### YOUR TASK
Only the number is wanted: how many lines of the data contain "Profit"?

### MATERIAL FOR THIS EXERCISE

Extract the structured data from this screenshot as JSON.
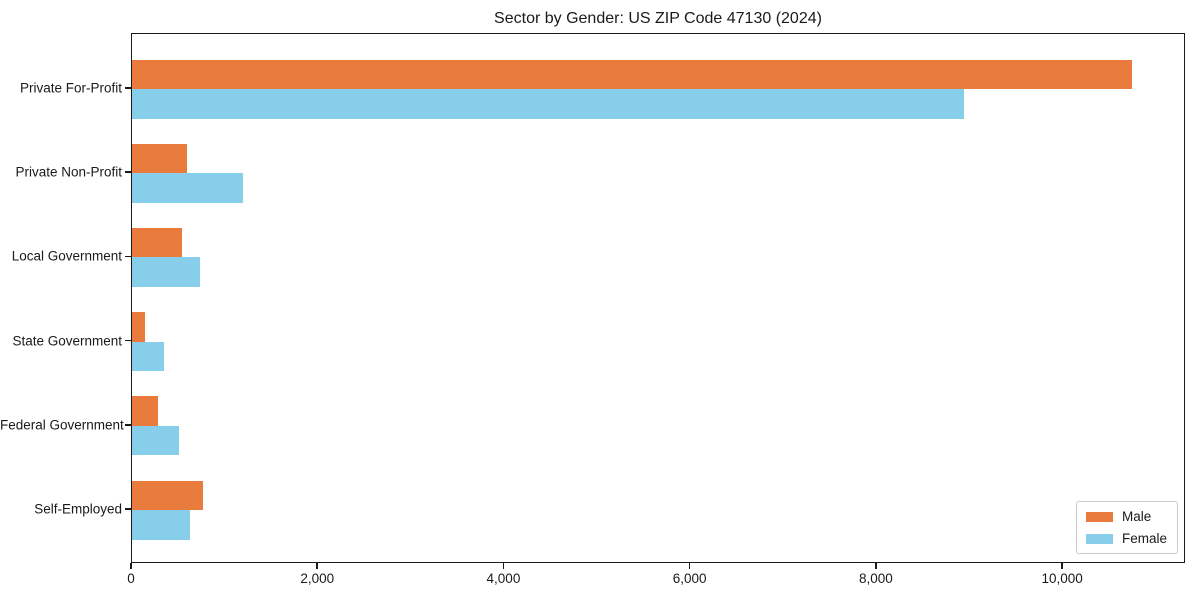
{
  "chart_data": {
    "type": "bar",
    "orientation": "horizontal",
    "title": "Sector by Gender: US ZIP Code 47130 (2024)",
    "categories": [
      "Private For-Profit",
      "Private Non-Profit",
      "Local Government",
      "State Government",
      "Federal Government",
      "Self-Employed"
    ],
    "series": [
      {
        "name": "Male",
        "color": "#E97B3D",
        "values": [
          10760,
          590,
          540,
          140,
          280,
          760
        ]
      },
      {
        "name": "Female",
        "color": "#87CEEB",
        "values": [
          8950,
          1190,
          730,
          340,
          505,
          620
        ]
      }
    ],
    "x_ticks": [
      0,
      2000,
      4000,
      6000,
      8000,
      10000
    ],
    "x_tick_labels": [
      "0",
      "2,000",
      "4,000",
      "6,000",
      "8,000",
      "10,000"
    ],
    "xlim": [
      0,
      11320
    ],
    "grid": false,
    "legend_position": "lower right"
  }
}
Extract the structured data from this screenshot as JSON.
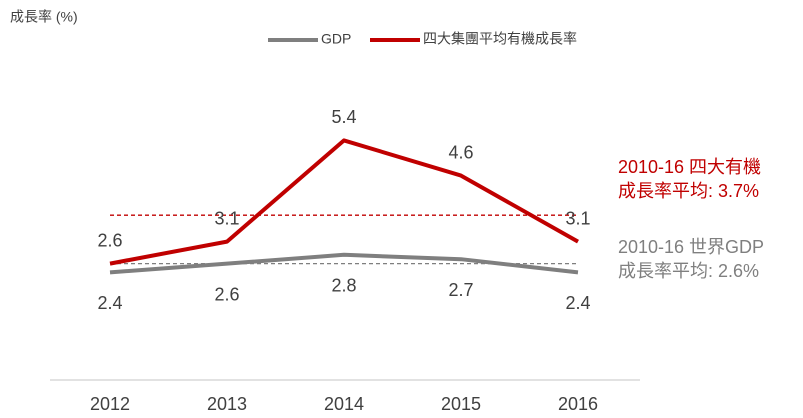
{
  "chart_data": {
    "type": "line",
    "y_label": "成長率 (%)",
    "categories": [
      "2012",
      "2013",
      "2014",
      "2015",
      "2016"
    ],
    "series": [
      {
        "name": "GDP",
        "color": "#7f7f7f",
        "values": [
          2.4,
          2.6,
          2.8,
          2.7,
          2.4
        ]
      },
      {
        "name": "四大集團平均有機成長率",
        "color": "#c00000",
        "values": [
          2.6,
          3.1,
          5.4,
          4.6,
          3.1
        ]
      }
    ],
    "ylim": [
      0,
      6
    ],
    "reference_lines": [
      {
        "value": 3.7,
        "color": "#c00000",
        "label": [
          "2010-16 四大有機",
          "成長率平均: 3.7%"
        ]
      },
      {
        "value": 2.6,
        "color": "#7f7f7f",
        "label": [
          "2010-16 世界GDP",
          "成長率平均: 2.6%"
        ]
      }
    ],
    "legend": "top"
  }
}
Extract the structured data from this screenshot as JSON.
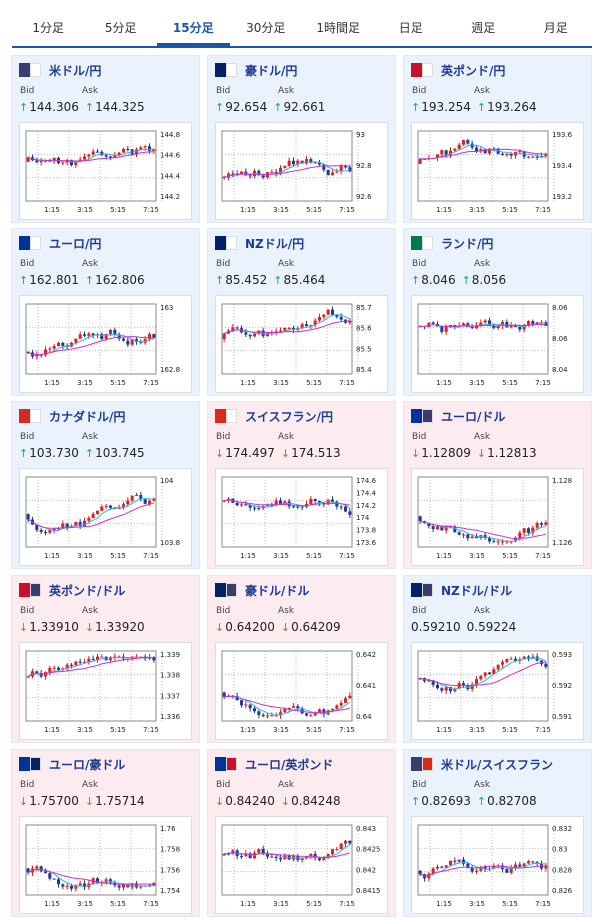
{
  "tabs": [
    {
      "label": "1分足",
      "active": false
    },
    {
      "label": "5分足",
      "active": false
    },
    {
      "label": "15分足",
      "active": true
    },
    {
      "label": "30分足",
      "active": false
    },
    {
      "label": "1時間足",
      "active": false
    },
    {
      "label": "日足",
      "active": false
    },
    {
      "label": "週足",
      "active": false
    },
    {
      "label": "月足",
      "active": false
    }
  ],
  "colors": {
    "accent": "#1a56a8",
    "up": "#1a9aa0",
    "down": "#d9534f",
    "candle_up": "#e02020",
    "candle_down": "#1f3a93",
    "ma_fast": "#29b6e8",
    "ma_slow": "#c832c8"
  },
  "bid_label": "Bid",
  "ask_label": "Ask",
  "cards": [
    {
      "pair": "米ドル/円",
      "flags": [
        "#3c3b6e",
        "#ffffff"
      ],
      "bg": "blue",
      "bid": "144.306",
      "ask": "144.325",
      "bid_dir": "up",
      "ask_dir": "up",
      "yticks": [
        "144.8",
        "144.6",
        "144.4",
        "144.2"
      ],
      "xticks": [
        "1:15",
        "3:15",
        "5:15",
        "7:15"
      ]
    },
    {
      "pair": "豪ドル/円",
      "flags": [
        "#012169",
        "#ffffff"
      ],
      "bg": "blue",
      "bid": "92.654",
      "ask": "92.661",
      "bid_dir": "up",
      "ask_dir": "up",
      "yticks": [
        "93",
        "92.8",
        "92.6"
      ],
      "xticks": [
        "1:15",
        "3:15",
        "5:15",
        "7:15"
      ]
    },
    {
      "pair": "英ポンド/円",
      "flags": [
        "#c8102e",
        "#ffffff"
      ],
      "bg": "blue",
      "bid": "193.254",
      "ask": "193.264",
      "bid_dir": "up",
      "ask_dir": "up",
      "yticks": [
        "193.6",
        "193.4",
        "193.2"
      ],
      "xticks": [
        "1:15",
        "3:15",
        "5:15",
        "7:15"
      ]
    },
    {
      "pair": "ユーロ/円",
      "flags": [
        "#003399",
        "#ffffff"
      ],
      "bg": "blue",
      "bid": "162.801",
      "ask": "162.806",
      "bid_dir": "up",
      "ask_dir": "up",
      "yticks": [
        "163",
        "162.8"
      ],
      "xticks": [
        "1:15",
        "3:15",
        "5:15",
        "7:15"
      ]
    },
    {
      "pair": "NZドル/円",
      "flags": [
        "#012169",
        "#ffffff"
      ],
      "bg": "blue",
      "bid": "85.452",
      "ask": "85.464",
      "bid_dir": "up",
      "ask_dir": "up",
      "yticks": [
        "85.7",
        "85.6",
        "85.5",
        "85.4"
      ],
      "xticks": [
        "1:15",
        "3:15",
        "5:15",
        "7:15"
      ]
    },
    {
      "pair": "ランド/円",
      "flags": [
        "#007a4d",
        "#ffffff"
      ],
      "bg": "blue",
      "bid": "8.046",
      "ask": "8.056",
      "bid_dir": "up",
      "ask_dir": "up",
      "yticks": [
        "8.06",
        "8.06",
        "8.04"
      ],
      "xticks": [
        "1:15",
        "3:15",
        "5:15",
        "7:15"
      ]
    },
    {
      "pair": "カナダドル/円",
      "flags": [
        "#d52b1e",
        "#ffffff"
      ],
      "bg": "blue",
      "bid": "103.730",
      "ask": "103.745",
      "bid_dir": "up",
      "ask_dir": "up",
      "yticks": [
        "104",
        "103.8"
      ],
      "xticks": [
        "1:15",
        "3:15",
        "5:15",
        "7:15"
      ]
    },
    {
      "pair": "スイスフラン/円",
      "flags": [
        "#da291c",
        "#ffffff"
      ],
      "bg": "pink",
      "bid": "174.497",
      "ask": "174.513",
      "bid_dir": "down",
      "ask_dir": "down",
      "yticks": [
        "174.6",
        "174.4",
        "174.2",
        "174",
        "173.8",
        "173.6"
      ],
      "xticks": [
        "1:15",
        "3:15",
        "5:15",
        "7:15"
      ]
    },
    {
      "pair": "ユーロ/ドル",
      "flags": [
        "#003399",
        "#3c3b6e"
      ],
      "bg": "pink",
      "bid": "1.12809",
      "ask": "1.12813",
      "bid_dir": "down",
      "ask_dir": "down",
      "yticks": [
        "1.128",
        "1.126"
      ],
      "xticks": [
        "1:15",
        "3:15",
        "5:15",
        "7:15"
      ]
    },
    {
      "pair": "英ポンド/ドル",
      "flags": [
        "#c8102e",
        "#3c3b6e"
      ],
      "bg": "pink",
      "bid": "1.33910",
      "ask": "1.33920",
      "bid_dir": "down",
      "ask_dir": "down",
      "yticks": [
        "1.339",
        "1.338",
        "1.337",
        "1.336"
      ],
      "xticks": [
        "1:15",
        "3:15",
        "5:15",
        "7:15"
      ]
    },
    {
      "pair": "豪ドル/ドル",
      "flags": [
        "#012169",
        "#3c3b6e"
      ],
      "bg": "pink",
      "bid": "0.64200",
      "ask": "0.64209",
      "bid_dir": "down",
      "ask_dir": "down",
      "yticks": [
        "0.642",
        "0.641",
        "0.64"
      ],
      "xticks": [
        "1:15",
        "3:15",
        "5:15",
        "7:15"
      ]
    },
    {
      "pair": "NZドル/ドル",
      "flags": [
        "#012169",
        "#3c3b6e"
      ],
      "bg": "blue",
      "bid": "0.59210",
      "ask": "0.59224",
      "bid_dir": "none",
      "ask_dir": "none",
      "yticks": [
        "0.593",
        "0.592",
        "0.591"
      ],
      "xticks": [
        "1:15",
        "3:15",
        "5:15",
        "7:15"
      ]
    },
    {
      "pair": "ユーロ/豪ドル",
      "flags": [
        "#003399",
        "#012169"
      ],
      "bg": "pink",
      "bid": "1.75700",
      "ask": "1.75714",
      "bid_dir": "down",
      "ask_dir": "down",
      "yticks": [
        "1.76",
        "1.758",
        "1.756",
        "1.754"
      ],
      "xticks": [
        "1:15",
        "3:15",
        "5:15",
        "7:15"
      ]
    },
    {
      "pair": "ユーロ/英ポンド",
      "flags": [
        "#003399",
        "#c8102e"
      ],
      "bg": "pink",
      "bid": "0.84240",
      "ask": "0.84248",
      "bid_dir": "down",
      "ask_dir": "down",
      "yticks": [
        "0.843",
        "0.8425",
        "0.842",
        "0.8415"
      ],
      "xticks": [
        "1:15",
        "3:15",
        "5:15",
        "7:15"
      ]
    },
    {
      "pair": "米ドル/スイスフラン",
      "flags": [
        "#3c3b6e",
        "#da291c"
      ],
      "bg": "blue",
      "bid": "0.82693",
      "ask": "0.82708",
      "bid_dir": "up",
      "ask_dir": "up",
      "yticks": [
        "0.832",
        "0.83",
        "0.828",
        "0.826"
      ],
      "xticks": [
        "1:15",
        "3:15",
        "5:15",
        "7:15"
      ]
    }
  ]
}
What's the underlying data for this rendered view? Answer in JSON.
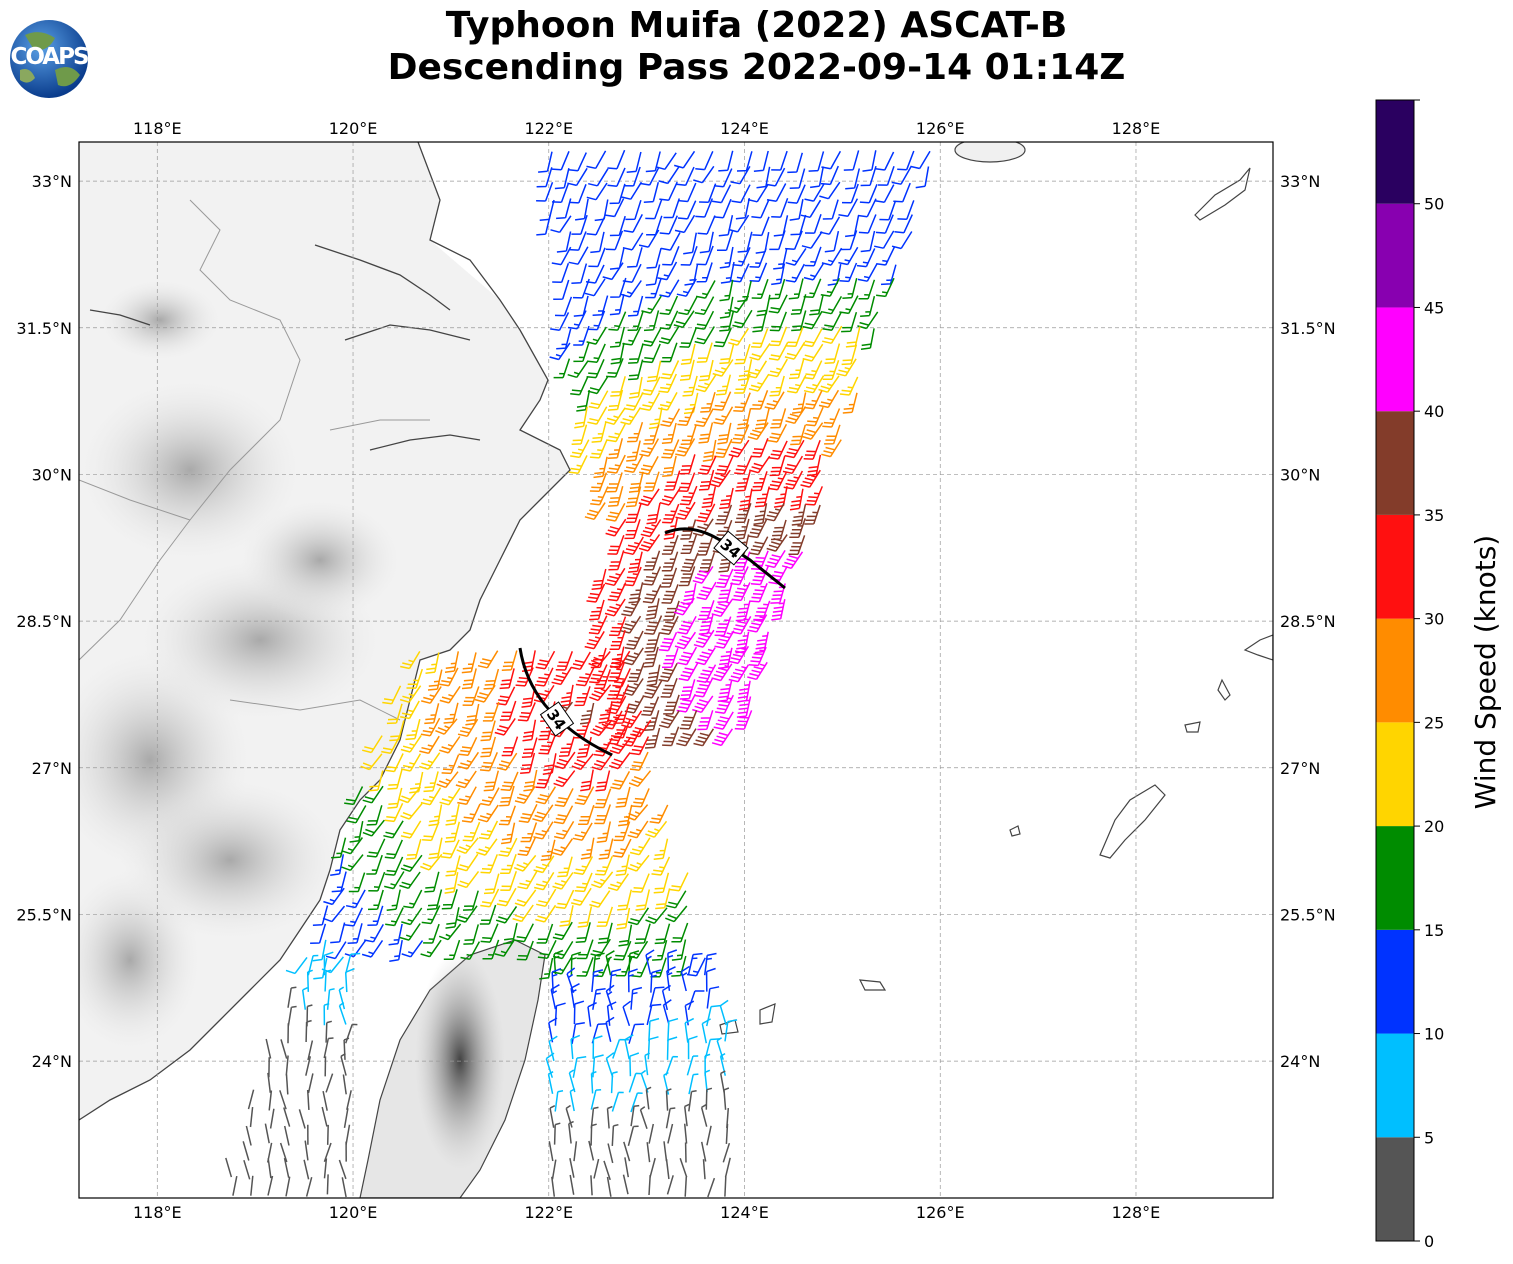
{
  "title": {
    "line1": "Typhoon Muifa (2022) ASCAT-B",
    "line2": "Descending Pass 2022-09-14 01:14Z"
  },
  "logo": {
    "text": "COAPS",
    "icon": "globe-icon"
  },
  "map": {
    "lon_range": [
      117.2,
      129.4
    ],
    "lat_range": [
      22.6,
      33.4
    ],
    "lon_ticks": [
      {
        "value": 118,
        "label": "118°E"
      },
      {
        "value": 120,
        "label": "120°E"
      },
      {
        "value": 122,
        "label": "122°E"
      },
      {
        "value": 124,
        "label": "124°E"
      },
      {
        "value": 126,
        "label": "126°E"
      },
      {
        "value": 128,
        "label": "128°E"
      }
    ],
    "lat_ticks": [
      {
        "value": 33,
        "label": "33°N"
      },
      {
        "value": 31.5,
        "label": "31.5°N"
      },
      {
        "value": 30,
        "label": "30°N"
      },
      {
        "value": 28.5,
        "label": "28.5°N"
      },
      {
        "value": 27,
        "label": "27°N"
      },
      {
        "value": 25.5,
        "label": "25.5°N"
      },
      {
        "value": 24,
        "label": "24°N"
      }
    ],
    "gridlines": true,
    "contour_labels": [
      "34",
      "34"
    ]
  },
  "colorbar": {
    "label": "Wind Speed (knots)",
    "bins": [
      {
        "min": 0,
        "max": 5,
        "color": "#555555"
      },
      {
        "min": 5,
        "max": 10,
        "color": "#00bfff"
      },
      {
        "min": 10,
        "max": 15,
        "color": "#0033ff"
      },
      {
        "min": 15,
        "max": 20,
        "color": "#008c00"
      },
      {
        "min": 20,
        "max": 25,
        "color": "#ffd500"
      },
      {
        "min": 25,
        "max": 30,
        "color": "#ff8c00"
      },
      {
        "min": 30,
        "max": 35,
        "color": "#ff1010"
      },
      {
        "min": 35,
        "max": 40,
        "color": "#833c2a"
      },
      {
        "min": 40,
        "max": 45,
        "color": "#ff00ff"
      },
      {
        "min": 45,
        "max": 50,
        "color": "#8800b0"
      },
      {
        "min": 50,
        "max": 55,
        "color": "#2a0060"
      }
    ],
    "tick_labels": [
      "0",
      "5",
      "10",
      "15",
      "20",
      "25",
      "30",
      "35",
      "40",
      "45",
      "50"
    ]
  }
}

### EXERCISE RESPONSE
2